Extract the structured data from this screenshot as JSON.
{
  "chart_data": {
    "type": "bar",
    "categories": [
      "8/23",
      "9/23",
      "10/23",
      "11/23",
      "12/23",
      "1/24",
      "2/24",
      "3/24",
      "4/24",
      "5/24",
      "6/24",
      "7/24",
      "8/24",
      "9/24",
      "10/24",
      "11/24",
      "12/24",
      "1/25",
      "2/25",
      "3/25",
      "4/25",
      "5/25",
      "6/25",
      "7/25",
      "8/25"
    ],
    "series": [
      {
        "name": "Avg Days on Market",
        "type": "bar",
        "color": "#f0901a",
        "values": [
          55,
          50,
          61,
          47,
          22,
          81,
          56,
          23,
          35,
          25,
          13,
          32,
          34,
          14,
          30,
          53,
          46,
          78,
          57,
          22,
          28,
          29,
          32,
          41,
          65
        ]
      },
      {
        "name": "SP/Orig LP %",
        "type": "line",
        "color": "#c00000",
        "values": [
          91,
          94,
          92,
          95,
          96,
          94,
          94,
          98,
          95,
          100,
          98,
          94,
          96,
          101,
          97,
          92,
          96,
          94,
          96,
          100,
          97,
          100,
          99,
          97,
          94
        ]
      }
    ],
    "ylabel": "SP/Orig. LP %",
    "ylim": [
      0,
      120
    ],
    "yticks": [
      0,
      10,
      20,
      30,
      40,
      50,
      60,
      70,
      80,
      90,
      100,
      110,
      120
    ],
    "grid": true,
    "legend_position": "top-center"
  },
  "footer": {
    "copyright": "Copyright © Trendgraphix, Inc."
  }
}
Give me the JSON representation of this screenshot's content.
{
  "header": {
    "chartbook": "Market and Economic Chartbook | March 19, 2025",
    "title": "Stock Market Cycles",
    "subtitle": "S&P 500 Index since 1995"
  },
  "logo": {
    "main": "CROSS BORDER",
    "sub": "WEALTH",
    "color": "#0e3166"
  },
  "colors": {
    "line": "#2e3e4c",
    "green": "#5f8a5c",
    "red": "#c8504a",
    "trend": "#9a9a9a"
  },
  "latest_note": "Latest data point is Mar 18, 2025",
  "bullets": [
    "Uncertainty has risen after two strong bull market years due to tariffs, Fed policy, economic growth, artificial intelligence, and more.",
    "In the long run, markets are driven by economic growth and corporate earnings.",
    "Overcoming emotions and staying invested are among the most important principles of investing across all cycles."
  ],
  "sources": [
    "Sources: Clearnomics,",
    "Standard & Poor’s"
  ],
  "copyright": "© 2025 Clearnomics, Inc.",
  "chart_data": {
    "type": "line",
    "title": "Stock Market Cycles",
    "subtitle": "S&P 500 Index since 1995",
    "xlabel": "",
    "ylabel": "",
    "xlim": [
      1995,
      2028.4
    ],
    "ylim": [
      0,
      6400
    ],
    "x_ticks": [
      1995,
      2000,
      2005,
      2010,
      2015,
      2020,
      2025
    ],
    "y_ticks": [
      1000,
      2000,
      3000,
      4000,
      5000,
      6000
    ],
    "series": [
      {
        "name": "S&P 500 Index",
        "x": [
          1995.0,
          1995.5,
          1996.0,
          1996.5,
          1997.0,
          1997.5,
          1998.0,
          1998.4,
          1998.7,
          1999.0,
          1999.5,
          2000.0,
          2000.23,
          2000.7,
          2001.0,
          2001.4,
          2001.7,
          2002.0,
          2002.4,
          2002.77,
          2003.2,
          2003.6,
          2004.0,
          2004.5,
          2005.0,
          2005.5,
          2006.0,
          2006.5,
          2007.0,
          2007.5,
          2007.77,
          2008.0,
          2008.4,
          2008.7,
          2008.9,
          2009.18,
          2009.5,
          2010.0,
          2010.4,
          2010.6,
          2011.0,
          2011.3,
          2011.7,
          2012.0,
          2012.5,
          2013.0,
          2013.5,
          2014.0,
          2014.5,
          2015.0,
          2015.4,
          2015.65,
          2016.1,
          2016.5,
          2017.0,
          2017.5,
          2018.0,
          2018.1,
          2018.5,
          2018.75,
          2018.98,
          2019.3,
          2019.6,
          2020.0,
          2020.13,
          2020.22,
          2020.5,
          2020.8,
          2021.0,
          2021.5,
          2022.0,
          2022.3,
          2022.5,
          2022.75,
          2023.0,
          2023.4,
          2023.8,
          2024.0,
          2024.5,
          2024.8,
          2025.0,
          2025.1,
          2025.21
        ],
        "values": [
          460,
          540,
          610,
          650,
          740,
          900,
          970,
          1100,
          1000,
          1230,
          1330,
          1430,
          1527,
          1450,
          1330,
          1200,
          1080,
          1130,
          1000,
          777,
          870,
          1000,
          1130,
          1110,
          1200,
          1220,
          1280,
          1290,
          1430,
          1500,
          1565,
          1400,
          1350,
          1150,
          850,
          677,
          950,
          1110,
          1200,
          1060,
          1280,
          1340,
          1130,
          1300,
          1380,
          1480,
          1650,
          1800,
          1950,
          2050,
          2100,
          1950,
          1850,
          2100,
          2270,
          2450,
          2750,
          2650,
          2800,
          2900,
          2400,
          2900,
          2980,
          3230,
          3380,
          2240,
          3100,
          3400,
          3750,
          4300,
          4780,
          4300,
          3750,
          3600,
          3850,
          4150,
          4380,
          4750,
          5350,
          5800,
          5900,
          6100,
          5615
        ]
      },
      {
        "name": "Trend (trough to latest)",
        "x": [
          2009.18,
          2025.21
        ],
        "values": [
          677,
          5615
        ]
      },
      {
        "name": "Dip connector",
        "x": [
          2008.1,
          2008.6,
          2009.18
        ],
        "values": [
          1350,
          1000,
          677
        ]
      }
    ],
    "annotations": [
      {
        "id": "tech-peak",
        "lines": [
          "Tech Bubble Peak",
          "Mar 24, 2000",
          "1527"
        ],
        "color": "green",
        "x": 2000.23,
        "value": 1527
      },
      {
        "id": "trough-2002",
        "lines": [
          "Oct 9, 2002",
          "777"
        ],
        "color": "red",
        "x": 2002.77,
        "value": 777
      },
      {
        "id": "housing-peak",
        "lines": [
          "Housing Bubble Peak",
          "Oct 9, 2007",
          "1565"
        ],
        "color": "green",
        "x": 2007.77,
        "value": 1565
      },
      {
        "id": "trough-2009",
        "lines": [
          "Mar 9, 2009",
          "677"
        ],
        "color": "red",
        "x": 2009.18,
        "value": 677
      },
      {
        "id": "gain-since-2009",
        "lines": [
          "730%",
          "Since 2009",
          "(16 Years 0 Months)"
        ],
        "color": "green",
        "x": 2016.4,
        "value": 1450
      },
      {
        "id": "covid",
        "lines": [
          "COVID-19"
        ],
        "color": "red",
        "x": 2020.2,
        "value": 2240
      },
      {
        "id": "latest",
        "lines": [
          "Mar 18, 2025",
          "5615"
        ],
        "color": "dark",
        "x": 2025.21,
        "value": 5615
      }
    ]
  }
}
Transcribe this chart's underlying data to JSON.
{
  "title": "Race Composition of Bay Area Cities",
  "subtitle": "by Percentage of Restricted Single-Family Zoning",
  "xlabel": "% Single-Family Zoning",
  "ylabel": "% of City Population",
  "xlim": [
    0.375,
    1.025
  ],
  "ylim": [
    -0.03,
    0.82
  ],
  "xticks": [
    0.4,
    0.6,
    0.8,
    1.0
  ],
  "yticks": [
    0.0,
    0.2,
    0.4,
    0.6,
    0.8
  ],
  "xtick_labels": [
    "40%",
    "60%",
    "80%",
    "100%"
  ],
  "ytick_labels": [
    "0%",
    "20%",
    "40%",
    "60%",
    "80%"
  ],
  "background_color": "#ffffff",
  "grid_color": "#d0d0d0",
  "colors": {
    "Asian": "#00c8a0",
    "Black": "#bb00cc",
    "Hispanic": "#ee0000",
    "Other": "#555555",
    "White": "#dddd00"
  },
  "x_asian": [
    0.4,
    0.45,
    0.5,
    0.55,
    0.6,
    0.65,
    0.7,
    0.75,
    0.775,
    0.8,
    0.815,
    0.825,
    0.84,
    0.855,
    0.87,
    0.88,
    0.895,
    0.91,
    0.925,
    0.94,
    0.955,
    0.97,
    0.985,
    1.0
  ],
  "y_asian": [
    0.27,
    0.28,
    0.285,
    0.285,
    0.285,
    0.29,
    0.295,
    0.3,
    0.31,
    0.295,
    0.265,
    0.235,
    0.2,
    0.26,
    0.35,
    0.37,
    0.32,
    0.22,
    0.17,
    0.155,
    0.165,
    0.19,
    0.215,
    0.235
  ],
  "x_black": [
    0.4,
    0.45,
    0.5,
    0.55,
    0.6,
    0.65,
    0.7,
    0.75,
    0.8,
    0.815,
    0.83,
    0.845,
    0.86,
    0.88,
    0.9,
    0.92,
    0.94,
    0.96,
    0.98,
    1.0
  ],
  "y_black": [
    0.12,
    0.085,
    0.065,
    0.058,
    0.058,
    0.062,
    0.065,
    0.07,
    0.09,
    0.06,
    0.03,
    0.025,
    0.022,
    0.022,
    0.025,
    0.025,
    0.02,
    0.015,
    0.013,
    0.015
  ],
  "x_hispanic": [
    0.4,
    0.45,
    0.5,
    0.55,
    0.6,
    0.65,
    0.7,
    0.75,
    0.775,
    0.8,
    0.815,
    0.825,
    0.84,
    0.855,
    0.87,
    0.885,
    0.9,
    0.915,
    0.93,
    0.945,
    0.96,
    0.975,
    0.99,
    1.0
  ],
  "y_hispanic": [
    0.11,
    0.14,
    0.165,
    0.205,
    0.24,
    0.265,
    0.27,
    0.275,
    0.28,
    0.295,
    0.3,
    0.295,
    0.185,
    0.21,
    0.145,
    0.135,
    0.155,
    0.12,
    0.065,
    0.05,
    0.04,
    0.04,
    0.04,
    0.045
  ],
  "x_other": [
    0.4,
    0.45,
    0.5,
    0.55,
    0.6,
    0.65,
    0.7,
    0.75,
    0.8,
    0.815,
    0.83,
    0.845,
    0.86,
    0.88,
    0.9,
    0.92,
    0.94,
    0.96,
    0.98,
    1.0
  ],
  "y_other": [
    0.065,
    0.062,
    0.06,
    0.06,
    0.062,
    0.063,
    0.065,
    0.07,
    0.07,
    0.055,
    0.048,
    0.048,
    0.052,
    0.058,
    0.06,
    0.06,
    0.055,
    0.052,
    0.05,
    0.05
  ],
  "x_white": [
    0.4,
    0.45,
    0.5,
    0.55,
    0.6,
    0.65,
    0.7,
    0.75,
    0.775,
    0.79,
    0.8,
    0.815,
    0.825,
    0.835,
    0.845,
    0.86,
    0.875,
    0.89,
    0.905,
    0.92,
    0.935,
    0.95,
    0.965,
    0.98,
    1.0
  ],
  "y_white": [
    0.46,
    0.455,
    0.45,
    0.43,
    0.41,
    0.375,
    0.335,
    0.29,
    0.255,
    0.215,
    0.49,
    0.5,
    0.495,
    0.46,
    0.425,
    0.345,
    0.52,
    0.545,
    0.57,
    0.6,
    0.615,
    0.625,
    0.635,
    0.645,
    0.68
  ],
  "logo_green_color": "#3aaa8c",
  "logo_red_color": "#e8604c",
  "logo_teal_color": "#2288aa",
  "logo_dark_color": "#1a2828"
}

-.-.-

Work to do:
In the listing above, find the lines holding the word "name" and copy them.

Correct answer:
        "name": "Avg Days on Market",
        "name": "SP/Orig LP %",
        "name": "S&P 500 Index",
        "name": "Trend (trough to latest)",
        "name": "Dip connector",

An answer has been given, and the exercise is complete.